#### LISTING
···
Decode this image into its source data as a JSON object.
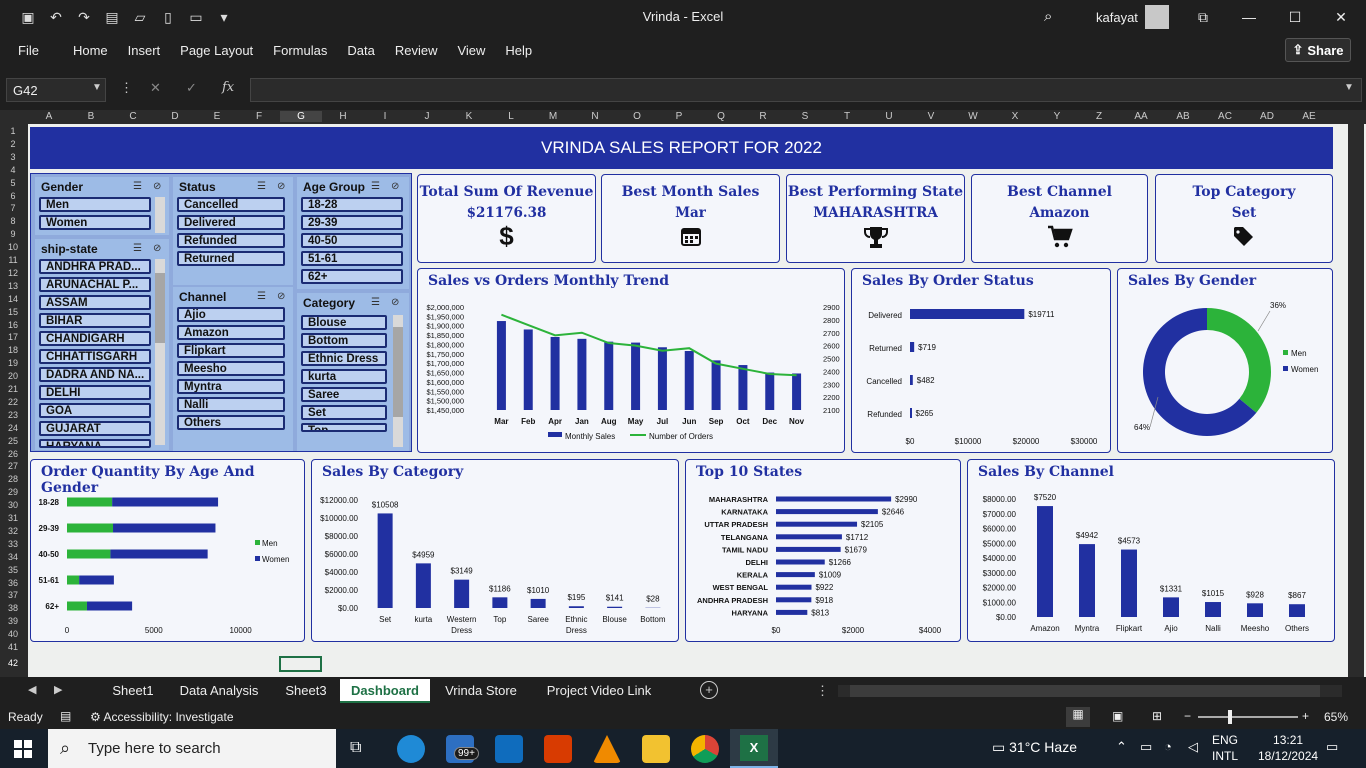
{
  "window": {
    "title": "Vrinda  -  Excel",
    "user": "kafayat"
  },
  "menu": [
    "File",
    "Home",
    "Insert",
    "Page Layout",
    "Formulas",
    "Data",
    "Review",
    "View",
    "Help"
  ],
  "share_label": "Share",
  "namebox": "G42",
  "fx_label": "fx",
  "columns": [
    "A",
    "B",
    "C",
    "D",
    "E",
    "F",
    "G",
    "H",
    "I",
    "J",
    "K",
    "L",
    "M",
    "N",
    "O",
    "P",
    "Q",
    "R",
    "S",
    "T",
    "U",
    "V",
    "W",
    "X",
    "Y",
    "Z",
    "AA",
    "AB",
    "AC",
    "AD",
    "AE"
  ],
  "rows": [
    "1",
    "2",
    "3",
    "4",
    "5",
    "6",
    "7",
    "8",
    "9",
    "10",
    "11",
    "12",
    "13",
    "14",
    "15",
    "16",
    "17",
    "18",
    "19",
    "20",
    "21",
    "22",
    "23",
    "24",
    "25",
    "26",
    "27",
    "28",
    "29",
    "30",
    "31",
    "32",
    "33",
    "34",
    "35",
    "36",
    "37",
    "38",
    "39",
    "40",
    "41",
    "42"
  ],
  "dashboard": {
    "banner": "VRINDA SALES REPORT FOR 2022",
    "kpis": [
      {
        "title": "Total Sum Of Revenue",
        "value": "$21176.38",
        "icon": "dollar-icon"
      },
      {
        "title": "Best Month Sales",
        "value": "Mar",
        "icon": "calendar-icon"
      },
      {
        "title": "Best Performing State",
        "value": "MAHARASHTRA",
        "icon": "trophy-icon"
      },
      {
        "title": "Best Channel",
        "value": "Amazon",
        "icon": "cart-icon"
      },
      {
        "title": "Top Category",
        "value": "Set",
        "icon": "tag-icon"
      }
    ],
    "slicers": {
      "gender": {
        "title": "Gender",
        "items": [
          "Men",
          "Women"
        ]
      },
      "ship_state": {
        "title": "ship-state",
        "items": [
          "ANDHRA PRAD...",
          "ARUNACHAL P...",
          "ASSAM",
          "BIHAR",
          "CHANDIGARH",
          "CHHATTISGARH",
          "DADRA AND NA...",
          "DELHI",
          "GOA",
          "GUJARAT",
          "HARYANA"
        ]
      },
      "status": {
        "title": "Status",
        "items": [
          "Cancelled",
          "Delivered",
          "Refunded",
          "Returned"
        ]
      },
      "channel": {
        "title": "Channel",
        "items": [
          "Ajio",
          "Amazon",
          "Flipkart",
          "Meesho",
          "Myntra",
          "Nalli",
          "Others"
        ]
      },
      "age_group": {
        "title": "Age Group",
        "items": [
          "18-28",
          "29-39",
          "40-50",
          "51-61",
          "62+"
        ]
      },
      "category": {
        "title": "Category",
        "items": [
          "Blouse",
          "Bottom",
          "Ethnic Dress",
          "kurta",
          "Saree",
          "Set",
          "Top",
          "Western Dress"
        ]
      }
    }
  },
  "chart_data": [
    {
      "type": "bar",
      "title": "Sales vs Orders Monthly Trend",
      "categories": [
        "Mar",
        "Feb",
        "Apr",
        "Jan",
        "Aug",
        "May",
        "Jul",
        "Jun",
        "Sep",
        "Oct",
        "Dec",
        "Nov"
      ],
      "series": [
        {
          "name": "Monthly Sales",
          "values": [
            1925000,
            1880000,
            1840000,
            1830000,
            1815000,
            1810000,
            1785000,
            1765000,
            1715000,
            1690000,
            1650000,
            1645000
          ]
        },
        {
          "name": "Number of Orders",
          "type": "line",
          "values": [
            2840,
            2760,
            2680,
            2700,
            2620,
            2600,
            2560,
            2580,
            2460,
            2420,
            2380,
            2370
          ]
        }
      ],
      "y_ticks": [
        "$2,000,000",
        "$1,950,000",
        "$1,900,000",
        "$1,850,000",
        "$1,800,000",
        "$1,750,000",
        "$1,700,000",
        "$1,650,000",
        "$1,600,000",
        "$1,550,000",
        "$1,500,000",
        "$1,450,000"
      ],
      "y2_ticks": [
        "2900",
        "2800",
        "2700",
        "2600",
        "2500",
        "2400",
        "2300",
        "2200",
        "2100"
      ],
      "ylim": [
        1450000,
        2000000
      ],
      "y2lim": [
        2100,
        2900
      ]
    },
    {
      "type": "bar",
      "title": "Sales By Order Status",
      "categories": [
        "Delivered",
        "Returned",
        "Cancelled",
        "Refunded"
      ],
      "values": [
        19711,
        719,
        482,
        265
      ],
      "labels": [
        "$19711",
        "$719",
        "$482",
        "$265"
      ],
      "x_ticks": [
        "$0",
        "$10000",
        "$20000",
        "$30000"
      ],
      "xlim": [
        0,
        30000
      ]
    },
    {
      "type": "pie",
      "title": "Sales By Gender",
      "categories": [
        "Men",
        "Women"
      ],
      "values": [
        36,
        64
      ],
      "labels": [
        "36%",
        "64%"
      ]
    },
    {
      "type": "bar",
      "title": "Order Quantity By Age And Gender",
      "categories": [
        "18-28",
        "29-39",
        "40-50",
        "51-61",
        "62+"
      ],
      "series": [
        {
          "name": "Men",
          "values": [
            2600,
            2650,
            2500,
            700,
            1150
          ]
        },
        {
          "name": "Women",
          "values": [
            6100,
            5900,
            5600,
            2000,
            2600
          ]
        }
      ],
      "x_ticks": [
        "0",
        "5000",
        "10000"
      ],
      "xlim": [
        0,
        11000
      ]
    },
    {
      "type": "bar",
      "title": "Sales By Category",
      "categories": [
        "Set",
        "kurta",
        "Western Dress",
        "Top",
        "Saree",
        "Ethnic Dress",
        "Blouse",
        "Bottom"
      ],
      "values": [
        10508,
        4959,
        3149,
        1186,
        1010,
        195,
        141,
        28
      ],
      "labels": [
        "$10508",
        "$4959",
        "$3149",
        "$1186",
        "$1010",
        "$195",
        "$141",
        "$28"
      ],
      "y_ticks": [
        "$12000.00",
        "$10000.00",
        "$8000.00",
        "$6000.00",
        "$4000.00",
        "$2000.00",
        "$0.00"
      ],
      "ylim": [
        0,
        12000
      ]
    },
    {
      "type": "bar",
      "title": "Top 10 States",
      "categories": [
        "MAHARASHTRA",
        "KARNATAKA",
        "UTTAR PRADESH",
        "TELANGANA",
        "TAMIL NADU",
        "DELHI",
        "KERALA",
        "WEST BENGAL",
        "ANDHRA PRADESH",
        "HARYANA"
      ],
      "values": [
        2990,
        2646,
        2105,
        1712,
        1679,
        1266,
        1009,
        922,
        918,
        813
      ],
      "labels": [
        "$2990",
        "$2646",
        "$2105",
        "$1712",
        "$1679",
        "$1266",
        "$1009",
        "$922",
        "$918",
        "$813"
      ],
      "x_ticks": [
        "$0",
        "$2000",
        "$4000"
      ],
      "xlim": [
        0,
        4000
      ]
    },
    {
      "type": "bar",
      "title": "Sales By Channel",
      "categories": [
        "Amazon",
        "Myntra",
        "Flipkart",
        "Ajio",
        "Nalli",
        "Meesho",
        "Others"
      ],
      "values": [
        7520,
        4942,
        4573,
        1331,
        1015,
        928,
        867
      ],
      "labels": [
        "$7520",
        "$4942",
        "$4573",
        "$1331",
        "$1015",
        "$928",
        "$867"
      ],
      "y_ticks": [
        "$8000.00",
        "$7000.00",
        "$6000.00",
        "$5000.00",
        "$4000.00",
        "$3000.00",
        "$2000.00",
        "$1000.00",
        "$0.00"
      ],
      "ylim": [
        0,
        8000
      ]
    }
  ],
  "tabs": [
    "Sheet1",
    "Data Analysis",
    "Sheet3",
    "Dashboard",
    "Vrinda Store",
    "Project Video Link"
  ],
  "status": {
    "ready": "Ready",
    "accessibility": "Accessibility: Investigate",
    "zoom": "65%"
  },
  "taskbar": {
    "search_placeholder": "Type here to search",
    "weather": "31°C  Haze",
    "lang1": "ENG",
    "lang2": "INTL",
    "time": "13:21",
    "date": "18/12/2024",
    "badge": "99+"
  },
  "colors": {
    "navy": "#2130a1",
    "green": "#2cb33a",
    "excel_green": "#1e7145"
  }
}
···
#### WORK INSTRUCTIONS
Each line in the listing above that contains "Dress" should be copied.

#### OUTPUT
          "Ethnic Dress",
          "Western Dress"
        "Western Dress",
        "Ethnic Dress",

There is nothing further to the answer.